__Brief__:
Rewrite as a numbered list the lines that begin with the one containing "svg-text:23: 23 <box>419 723 434 737</box>" and end with the one containing "gust-marker-dot <box>478 1006 481 1009</box>", both included. Leave out any blank lines.

= = =

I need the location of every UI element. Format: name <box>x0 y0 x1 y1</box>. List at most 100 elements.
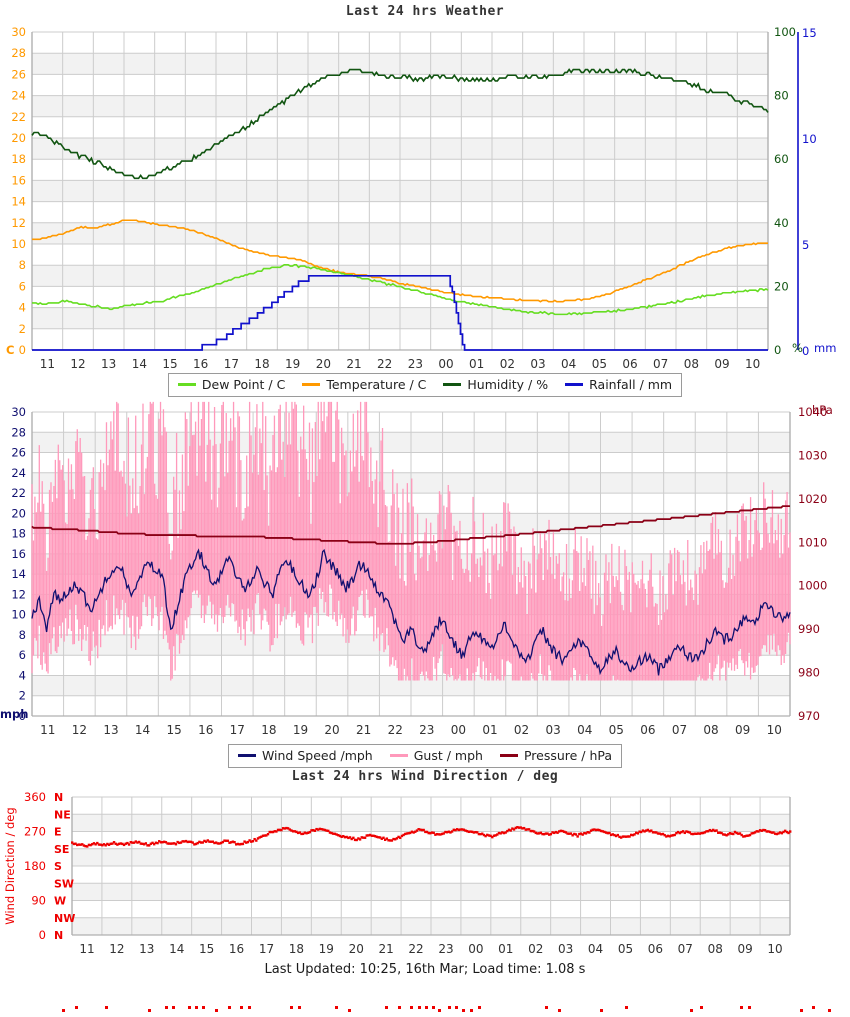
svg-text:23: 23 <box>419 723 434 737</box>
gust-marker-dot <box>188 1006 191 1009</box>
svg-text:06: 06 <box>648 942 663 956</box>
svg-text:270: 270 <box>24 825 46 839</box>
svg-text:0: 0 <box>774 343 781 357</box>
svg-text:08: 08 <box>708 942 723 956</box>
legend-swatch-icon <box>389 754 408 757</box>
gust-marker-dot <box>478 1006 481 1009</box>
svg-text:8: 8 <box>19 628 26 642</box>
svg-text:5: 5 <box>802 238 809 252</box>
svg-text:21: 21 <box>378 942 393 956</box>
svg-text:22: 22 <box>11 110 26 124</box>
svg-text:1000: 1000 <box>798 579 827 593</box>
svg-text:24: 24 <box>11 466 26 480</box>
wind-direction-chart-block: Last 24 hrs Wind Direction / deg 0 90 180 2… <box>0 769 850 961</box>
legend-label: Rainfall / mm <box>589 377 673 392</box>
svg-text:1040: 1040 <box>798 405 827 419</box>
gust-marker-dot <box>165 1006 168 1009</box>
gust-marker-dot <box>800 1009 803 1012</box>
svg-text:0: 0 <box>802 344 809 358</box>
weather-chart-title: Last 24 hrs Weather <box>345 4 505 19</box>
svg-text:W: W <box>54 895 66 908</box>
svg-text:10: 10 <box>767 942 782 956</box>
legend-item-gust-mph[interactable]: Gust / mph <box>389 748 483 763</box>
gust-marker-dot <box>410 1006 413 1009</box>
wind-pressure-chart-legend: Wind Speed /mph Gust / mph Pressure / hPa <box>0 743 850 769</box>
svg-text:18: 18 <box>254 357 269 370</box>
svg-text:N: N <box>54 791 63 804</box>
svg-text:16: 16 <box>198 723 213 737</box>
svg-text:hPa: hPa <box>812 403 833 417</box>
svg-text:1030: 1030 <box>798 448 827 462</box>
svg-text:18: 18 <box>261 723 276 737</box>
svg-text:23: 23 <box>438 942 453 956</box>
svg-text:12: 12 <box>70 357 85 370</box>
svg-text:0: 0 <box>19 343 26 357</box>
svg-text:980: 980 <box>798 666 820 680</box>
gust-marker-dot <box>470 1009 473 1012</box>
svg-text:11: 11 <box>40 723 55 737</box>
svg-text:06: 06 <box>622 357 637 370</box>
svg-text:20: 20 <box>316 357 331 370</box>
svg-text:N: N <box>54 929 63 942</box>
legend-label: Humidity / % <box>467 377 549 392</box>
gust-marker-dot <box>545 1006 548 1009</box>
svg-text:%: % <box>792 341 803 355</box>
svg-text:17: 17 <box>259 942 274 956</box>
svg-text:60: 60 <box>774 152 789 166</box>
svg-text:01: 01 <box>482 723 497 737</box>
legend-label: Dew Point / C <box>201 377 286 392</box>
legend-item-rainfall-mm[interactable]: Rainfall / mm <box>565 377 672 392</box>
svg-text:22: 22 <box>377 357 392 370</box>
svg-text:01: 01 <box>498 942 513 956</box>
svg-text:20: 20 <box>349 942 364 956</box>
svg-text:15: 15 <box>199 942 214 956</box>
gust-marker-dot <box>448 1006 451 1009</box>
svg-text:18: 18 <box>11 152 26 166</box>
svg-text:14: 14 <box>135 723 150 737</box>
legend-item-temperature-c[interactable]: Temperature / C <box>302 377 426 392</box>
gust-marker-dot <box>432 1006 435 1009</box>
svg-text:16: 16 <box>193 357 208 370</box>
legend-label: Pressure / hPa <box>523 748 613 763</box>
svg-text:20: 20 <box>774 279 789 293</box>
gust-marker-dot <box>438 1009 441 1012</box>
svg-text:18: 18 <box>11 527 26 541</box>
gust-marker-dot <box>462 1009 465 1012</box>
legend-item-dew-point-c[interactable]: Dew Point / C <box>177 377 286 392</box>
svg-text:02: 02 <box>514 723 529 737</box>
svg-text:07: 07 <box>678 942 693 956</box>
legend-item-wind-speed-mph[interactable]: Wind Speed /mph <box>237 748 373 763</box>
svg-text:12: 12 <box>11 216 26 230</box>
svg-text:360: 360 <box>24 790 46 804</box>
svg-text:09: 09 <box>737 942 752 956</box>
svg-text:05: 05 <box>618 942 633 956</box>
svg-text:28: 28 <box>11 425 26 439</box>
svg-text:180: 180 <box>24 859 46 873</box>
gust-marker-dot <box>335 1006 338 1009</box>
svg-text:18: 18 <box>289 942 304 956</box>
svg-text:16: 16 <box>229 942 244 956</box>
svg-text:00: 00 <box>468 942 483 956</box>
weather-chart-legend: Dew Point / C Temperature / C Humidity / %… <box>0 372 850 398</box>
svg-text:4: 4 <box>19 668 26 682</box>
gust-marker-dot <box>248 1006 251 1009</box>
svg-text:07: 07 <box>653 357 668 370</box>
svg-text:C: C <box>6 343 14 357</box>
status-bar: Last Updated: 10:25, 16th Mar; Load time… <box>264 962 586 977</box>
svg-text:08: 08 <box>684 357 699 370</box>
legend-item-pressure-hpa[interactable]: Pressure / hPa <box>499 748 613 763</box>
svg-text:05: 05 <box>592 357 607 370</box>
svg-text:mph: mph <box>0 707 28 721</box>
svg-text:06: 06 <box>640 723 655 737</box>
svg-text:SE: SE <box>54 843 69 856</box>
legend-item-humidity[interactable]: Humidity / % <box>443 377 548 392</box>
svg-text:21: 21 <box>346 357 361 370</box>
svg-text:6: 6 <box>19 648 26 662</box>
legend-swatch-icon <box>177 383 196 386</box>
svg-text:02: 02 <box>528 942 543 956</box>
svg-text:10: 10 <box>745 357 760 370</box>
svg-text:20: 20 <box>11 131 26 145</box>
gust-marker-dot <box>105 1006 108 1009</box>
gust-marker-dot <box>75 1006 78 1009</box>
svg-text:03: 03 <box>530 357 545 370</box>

= = =

__The output__:
1. svg-text:23: 23 <box>419 723 434 737</box>
2. gust-marker-dot <box>188 1006 191 1009</box>
3. svg-text:06: 06 <box>648 942 663 956</box>
4. svg-text:270: 270 <box>24 825 46 839</box>
5. svg-text:0: 0 <box>774 343 781 357</box>
6. svg-text:08: 08 <box>708 942 723 956</box>
7. legend-swatch-icon <box>389 754 408 757</box>
8. gust-marker-dot <box>478 1006 481 1009</box>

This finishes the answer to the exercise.